* [What you need to do] All of the listing below must be repeated word for word. Pictures are the only thing to omit.

***** Provided material *****

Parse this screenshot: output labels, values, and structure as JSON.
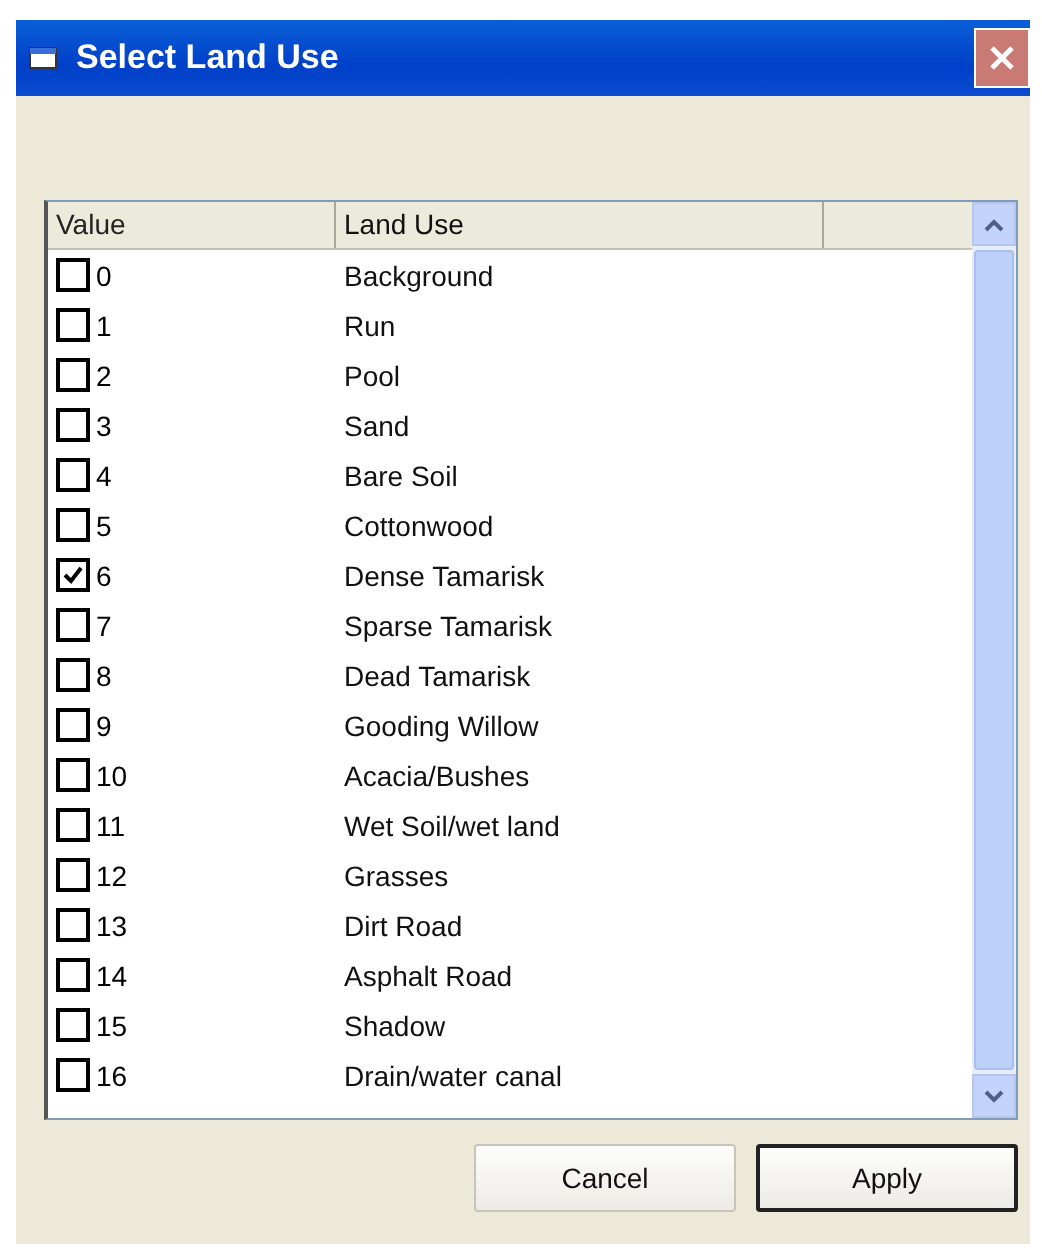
{
  "window": {
    "title": "Select Land Use"
  },
  "table": {
    "columns": [
      "Value",
      "Land Use"
    ],
    "rows": [
      {
        "value": "0",
        "land_use": "Background",
        "checked": false
      },
      {
        "value": "1",
        "land_use": "Run",
        "checked": false
      },
      {
        "value": "2",
        "land_use": "Pool",
        "checked": false
      },
      {
        "value": "3",
        "land_use": "Sand",
        "checked": false
      },
      {
        "value": "4",
        "land_use": "Bare Soil",
        "checked": false
      },
      {
        "value": "5",
        "land_use": "Cottonwood",
        "checked": false
      },
      {
        "value": "6",
        "land_use": "Dense Tamarisk",
        "checked": true
      },
      {
        "value": "7",
        "land_use": "Sparse Tamarisk",
        "checked": false
      },
      {
        "value": "8",
        "land_use": "Dead Tamarisk",
        "checked": false
      },
      {
        "value": "9",
        "land_use": "Gooding Willow",
        "checked": false
      },
      {
        "value": "10",
        "land_use": "Acacia/Bushes",
        "checked": false
      },
      {
        "value": "11",
        "land_use": "Wet Soil/wet land",
        "checked": false
      },
      {
        "value": "12",
        "land_use": "Grasses",
        "checked": false
      },
      {
        "value": "13",
        "land_use": "Dirt Road",
        "checked": false
      },
      {
        "value": "14",
        "land_use": "Asphalt Road",
        "checked": false
      },
      {
        "value": "15",
        "land_use": "Shadow",
        "checked": false
      },
      {
        "value": "16",
        "land_use": "Drain/water canal",
        "checked": false
      }
    ]
  },
  "buttons": [
    "Cancel",
    "Apply"
  ]
}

*****

* [Reply]
Parse this screenshot: output labels, values, and structure as JSON.
{
  "window": {
    "title": "Select Land Use"
  },
  "table": {
    "columns": [
      "Value",
      "Land Use"
    ],
    "rows": [
      {
        "value": "0",
        "land_use": "Background",
        "checked": false
      },
      {
        "value": "1",
        "land_use": "Run",
        "checked": false
      },
      {
        "value": "2",
        "land_use": "Pool",
        "checked": false
      },
      {
        "value": "3",
        "land_use": "Sand",
        "checked": false
      },
      {
        "value": "4",
        "land_use": "Bare Soil",
        "checked": false
      },
      {
        "value": "5",
        "land_use": "Cottonwood",
        "checked": false
      },
      {
        "value": "6",
        "land_use": "Dense Tamarisk",
        "checked": true
      },
      {
        "value": "7",
        "land_use": "Sparse Tamarisk",
        "checked": false
      },
      {
        "value": "8",
        "land_use": "Dead Tamarisk",
        "checked": false
      },
      {
        "value": "9",
        "land_use": "Gooding Willow",
        "checked": false
      },
      {
        "value": "10",
        "land_use": "Acacia/Bushes",
        "checked": false
      },
      {
        "value": "11",
        "land_use": "Wet Soil/wet land",
        "checked": false
      },
      {
        "value": "12",
        "land_use": "Grasses",
        "checked": false
      },
      {
        "value": "13",
        "land_use": "Dirt Road",
        "checked": false
      },
      {
        "value": "14",
        "land_use": "Asphalt Road",
        "checked": false
      },
      {
        "value": "15",
        "land_use": "Shadow",
        "checked": false
      },
      {
        "value": "16",
        "land_use": "Drain/water canal",
        "checked": false
      }
    ]
  },
  "buttons": [
    "Cancel",
    "Apply"
  ]
}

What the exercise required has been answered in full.